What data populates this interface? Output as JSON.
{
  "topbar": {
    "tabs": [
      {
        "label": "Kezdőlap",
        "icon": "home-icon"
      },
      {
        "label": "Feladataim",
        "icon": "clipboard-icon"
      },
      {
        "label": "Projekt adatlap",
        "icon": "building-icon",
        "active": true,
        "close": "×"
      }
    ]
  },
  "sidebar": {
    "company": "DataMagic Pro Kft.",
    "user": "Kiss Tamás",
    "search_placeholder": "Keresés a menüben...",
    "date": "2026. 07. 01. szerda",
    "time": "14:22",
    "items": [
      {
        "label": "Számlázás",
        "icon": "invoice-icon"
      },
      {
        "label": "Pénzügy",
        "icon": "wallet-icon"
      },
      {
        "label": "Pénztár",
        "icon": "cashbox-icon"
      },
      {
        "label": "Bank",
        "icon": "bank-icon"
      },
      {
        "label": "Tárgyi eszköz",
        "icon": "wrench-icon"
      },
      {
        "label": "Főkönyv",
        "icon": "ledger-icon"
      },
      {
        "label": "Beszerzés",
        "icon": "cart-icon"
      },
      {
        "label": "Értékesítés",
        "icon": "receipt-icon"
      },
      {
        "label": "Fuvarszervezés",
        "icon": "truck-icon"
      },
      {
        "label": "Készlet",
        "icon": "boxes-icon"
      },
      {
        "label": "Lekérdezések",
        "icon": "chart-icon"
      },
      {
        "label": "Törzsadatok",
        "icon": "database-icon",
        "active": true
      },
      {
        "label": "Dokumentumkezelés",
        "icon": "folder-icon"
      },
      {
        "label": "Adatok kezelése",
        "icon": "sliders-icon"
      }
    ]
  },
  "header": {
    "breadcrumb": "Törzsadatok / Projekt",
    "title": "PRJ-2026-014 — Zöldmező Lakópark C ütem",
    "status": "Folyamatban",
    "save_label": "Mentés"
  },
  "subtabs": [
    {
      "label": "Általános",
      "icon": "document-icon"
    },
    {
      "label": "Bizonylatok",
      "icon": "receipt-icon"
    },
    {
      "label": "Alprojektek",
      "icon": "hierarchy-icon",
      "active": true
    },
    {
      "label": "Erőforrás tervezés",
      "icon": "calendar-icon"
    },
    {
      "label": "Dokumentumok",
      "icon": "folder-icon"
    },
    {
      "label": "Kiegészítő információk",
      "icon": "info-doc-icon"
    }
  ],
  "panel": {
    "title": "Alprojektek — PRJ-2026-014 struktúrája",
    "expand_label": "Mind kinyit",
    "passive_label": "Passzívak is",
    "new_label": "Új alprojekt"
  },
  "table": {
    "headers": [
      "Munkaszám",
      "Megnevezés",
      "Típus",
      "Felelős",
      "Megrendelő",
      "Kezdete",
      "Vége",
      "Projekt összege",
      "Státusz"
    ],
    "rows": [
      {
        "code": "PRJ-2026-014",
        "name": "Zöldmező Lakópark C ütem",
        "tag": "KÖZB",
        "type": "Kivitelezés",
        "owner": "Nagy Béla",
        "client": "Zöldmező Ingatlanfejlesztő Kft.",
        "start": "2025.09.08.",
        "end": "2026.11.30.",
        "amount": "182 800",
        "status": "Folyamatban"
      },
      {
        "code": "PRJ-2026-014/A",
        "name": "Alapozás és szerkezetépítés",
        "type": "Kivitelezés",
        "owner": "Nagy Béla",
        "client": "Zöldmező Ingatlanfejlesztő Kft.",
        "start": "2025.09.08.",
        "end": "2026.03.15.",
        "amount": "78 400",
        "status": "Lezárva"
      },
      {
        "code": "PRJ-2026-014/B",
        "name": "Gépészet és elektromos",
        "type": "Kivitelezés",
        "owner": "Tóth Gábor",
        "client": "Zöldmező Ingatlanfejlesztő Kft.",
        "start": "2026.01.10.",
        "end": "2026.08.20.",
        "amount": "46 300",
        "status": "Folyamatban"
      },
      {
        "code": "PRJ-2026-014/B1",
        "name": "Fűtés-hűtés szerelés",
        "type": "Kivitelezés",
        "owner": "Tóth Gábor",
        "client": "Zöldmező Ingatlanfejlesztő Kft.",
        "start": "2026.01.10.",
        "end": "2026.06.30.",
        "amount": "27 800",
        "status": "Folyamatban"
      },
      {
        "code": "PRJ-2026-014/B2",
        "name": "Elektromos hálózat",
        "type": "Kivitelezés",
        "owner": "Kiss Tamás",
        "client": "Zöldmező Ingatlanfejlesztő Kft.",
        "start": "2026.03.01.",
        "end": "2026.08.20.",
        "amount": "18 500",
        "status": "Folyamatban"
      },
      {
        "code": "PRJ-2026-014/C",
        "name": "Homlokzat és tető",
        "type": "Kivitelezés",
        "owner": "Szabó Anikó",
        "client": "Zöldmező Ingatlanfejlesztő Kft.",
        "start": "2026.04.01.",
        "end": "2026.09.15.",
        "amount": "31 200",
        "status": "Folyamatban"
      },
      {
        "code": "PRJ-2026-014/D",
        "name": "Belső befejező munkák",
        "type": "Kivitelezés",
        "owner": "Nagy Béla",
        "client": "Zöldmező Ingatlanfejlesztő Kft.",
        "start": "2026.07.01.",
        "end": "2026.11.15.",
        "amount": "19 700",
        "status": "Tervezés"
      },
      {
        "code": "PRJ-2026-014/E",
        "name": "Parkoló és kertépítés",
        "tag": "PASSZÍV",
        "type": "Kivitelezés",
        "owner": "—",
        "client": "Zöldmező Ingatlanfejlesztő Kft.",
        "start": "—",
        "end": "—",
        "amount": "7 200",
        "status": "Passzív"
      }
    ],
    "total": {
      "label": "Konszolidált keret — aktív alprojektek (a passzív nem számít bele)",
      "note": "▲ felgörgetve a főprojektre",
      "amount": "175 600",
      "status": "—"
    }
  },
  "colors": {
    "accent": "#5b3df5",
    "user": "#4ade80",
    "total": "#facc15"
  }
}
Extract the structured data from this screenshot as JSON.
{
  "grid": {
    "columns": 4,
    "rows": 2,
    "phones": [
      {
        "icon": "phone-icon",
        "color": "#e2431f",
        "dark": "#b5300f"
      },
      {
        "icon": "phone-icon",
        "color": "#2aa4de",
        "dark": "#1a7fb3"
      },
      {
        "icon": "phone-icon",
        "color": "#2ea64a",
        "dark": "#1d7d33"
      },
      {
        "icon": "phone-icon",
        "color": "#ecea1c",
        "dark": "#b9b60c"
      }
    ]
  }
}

» **Description of the task**:
Quote each line above in full, word for word.

» **Solution**:
What data populates this interface? Output as JSON.
{
  "topbar": {
    "tabs": [
      {
        "label": "Kezdőlap",
        "icon": "home-icon"
      },
      {
        "label": "Feladataim",
        "icon": "clipboard-icon"
      },
      {
        "label": "Projekt adatlap",
        "icon": "building-icon",
        "active": true,
        "close": "×"
      }
    ]
  },
  "sidebar": {
    "company": "DataMagic Pro Kft.",
    "user": "Kiss Tamás",
    "search_placeholder": "Keresés a menüben...",
    "date": "2026. 07. 01. szerda",
    "time": "14:22",
    "items": [
      {
        "label": "Számlázás",
        "icon": "invoice-icon"
      },
      {
        "label": "Pénzügy",
        "icon": "wallet-icon"
      },
      {
        "label": "Pénztár",
        "icon": "cashbox-icon"
      },
      {
        "label": "Bank",
        "icon": "bank-icon"
      },
      {
        "label": "Tárgyi eszköz",
        "icon": "wrench-icon"
      },
      {
        "label": "Főkönyv",
        "icon": "ledger-icon"
      },
      {
        "label": "Beszerzés",
        "icon": "cart-icon"
      },
      {
        "label": "Értékesítés",
        "icon": "receipt-icon"
      },
      {
        "label": "Fuvarszervezés",
        "icon": "truck-icon"
      },
      {
        "label": "Készlet",
        "icon": "boxes-icon"
      },
      {
        "label": "Lekérdezések",
        "icon": "chart-icon"
      },
      {
        "label": "Törzsadatok",
        "icon": "database-icon",
        "active": true
      },
      {
        "label": "Dokumentumkezelés",
        "icon": "folder-icon"
      },
      {
        "label": "Adatok kezelése",
        "icon": "sliders-icon"
      }
    ]
  },
  "header": {
    "breadcrumb": "Törzsadatok / Projekt",
    "title": "PRJ-2026-014 — Zöldmező Lakópark C ütem",
    "status": "Folyamatban",
    "save_label": "Mentés"
  },
  "subtabs": [
    {
      "label": "Általános",
      "icon": "document-icon"
    },
    {
      "label": "Bizonylatok",
      "icon": "receipt-icon"
    },
    {
      "label": "Alprojektek",
      "icon": "hierarchy-icon",
      "active": true
    },
    {
      "label": "Erőforrás tervezés",
      "icon": "calendar-icon"
    },
    {
      "label": "Dokumentumok",
      "icon": "folder-icon"
    },
    {
      "label": "Kiegészítő információk",
      "icon": "info-doc-icon"
    }
  ],
  "panel": {
    "title": "Alprojektek — PRJ-2026-014 struktúrája",
    "expand_label": "Mind kinyit",
    "passive_label": "Passzívak is",
    "new_label": "Új alprojekt"
  },
  "table": {
    "headers": [
      "Munkaszám",
      "Megnevezés",
      "Típus",
      "Felelős",
      "Megrendelő",
      "Kezdete",
      "Vége",
      "Projekt összege",
      "Státusz"
    ],
    "rows": [
      {
        "code": "PRJ-2026-014",
        "name": "Zöldmező Lakópark C ütem",
        "tag": "KÖZB",
        "type": "Kivitelezés",
        "owner": "Nagy Béla",
        "client": "Zöldmező Ingatlanfejlesztő Kft.",
        "start": "2025.09.08.",
        "end": "2026.11.30.",
        "amount": "182 800",
        "status": "Folyamatban"
      },
      {
        "code": "PRJ-2026-014/A",
        "name": "Alapozás és szerkezetépítés",
        "type": "Kivitelezés",
        "owner": "Nagy Béla",
        "client": "Zöldmező Ingatlanfejlesztő Kft.",
        "start": "2025.09.08.",
        "end": "2026.03.15.",
        "amount": "78 400",
        "status": "Lezárva"
      },
      {
        "code": "PRJ-2026-014/B",
        "name": "Gépészet és elektromos",
        "type": "Kivitelezés",
        "owner": "Tóth Gábor",
        "client": "Zöldmező Ingatlanfejlesztő Kft.",
        "start": "2026.01.10.",
        "end": "2026.08.20.",
        "amount": "46 300",
        "status": "Folyamatban"
      },
      {
        "code": "PRJ-2026-014/B1",
        "name": "Fűtés-hűtés szerelés",
        "type": "Kivitelezés",
        "owner": "Tóth Gábor",
        "client": "Zöldmező Ingatlanfejlesztő Kft.",
        "start": "2026.01.10.",
        "end": "2026.06.30.",
        "amount": "27 800",
        "status": "Folyamatban"
      },
      {
        "code": "PRJ-2026-014/B2",
        "name": "Elektromos hálózat",
        "type": "Kivitelezés",
        "owner": "Kiss Tamás",
        "client": "Zöldmező Ingatlanfejlesztő Kft.",
        "start": "2026.03.01.",
        "end": "2026.08.20.",
        "amount": "18 500",
        "status": "Folyamatban"
      },
      {
        "code": "PRJ-2026-014/C",
        "name": "Homlokzat és tető",
        "type": "Kivitelezés",
        "owner": "Szabó Anikó",
        "client": "Zöldmező Ingatlanfejlesztő Kft.",
        "start": "2026.04.01.",
        "end": "2026.09.15.",
        "amount": "31 200",
        "status": "Folyamatban"
      },
      {
        "code": "PRJ-2026-014/D",
        "name": "Belső befejező munkák",
        "type": "Kivitelezés",
        "owner": "Nagy Béla",
        "client": "Zöldmező Ingatlanfejlesztő Kft.",
        "start": "2026.07.01.",
        "end": "2026.11.15.",
        "amount": "19 700",
        "status": "Tervezés"
      },
      {
        "code": "PRJ-2026-014/E",
        "name": "Parkoló és kertépítés",
        "tag": "PASSZÍV",
        "type": "Kivitelezés",
        "owner": "—",
        "client": "Zöldmező Ingatlanfejlesztő Kft.",
        "start": "—",
        "end": "—",
        "amount": "7 200",
        "status": "Passzív"
      }
    ],
    "total": {
      "label": "Konszolidált keret — aktív alprojektek (a passzív nem számít bele)",
      "note": "▲ felgörgetve a főprojektre",
      "amount": "175 600",
      "status": "—"
    }
  },
  "colors": {
    "accent": "#5b3df5",
    "user": "#4ade80",
    "total": "#facc15"
  }
}
Extract the structured data from this screenshot as JSON.
{
  "grid": {
    "columns": 4,
    "rows": 2,
    "phones": [
      {
        "icon": "phone-icon",
        "color": "#e2431f",
        "dark": "#b5300f"
      },
      {
        "icon": "phone-icon",
        "color": "#2aa4de",
        "dark": "#1a7fb3"
      },
      {
        "icon": "phone-icon",
        "color": "#2ea64a",
        "dark": "#1d7d33"
      },
      {
        "icon": "phone-icon",
        "color": "#ecea1c",
        "dark": "#b9b60c"
      }
    ]
  }
}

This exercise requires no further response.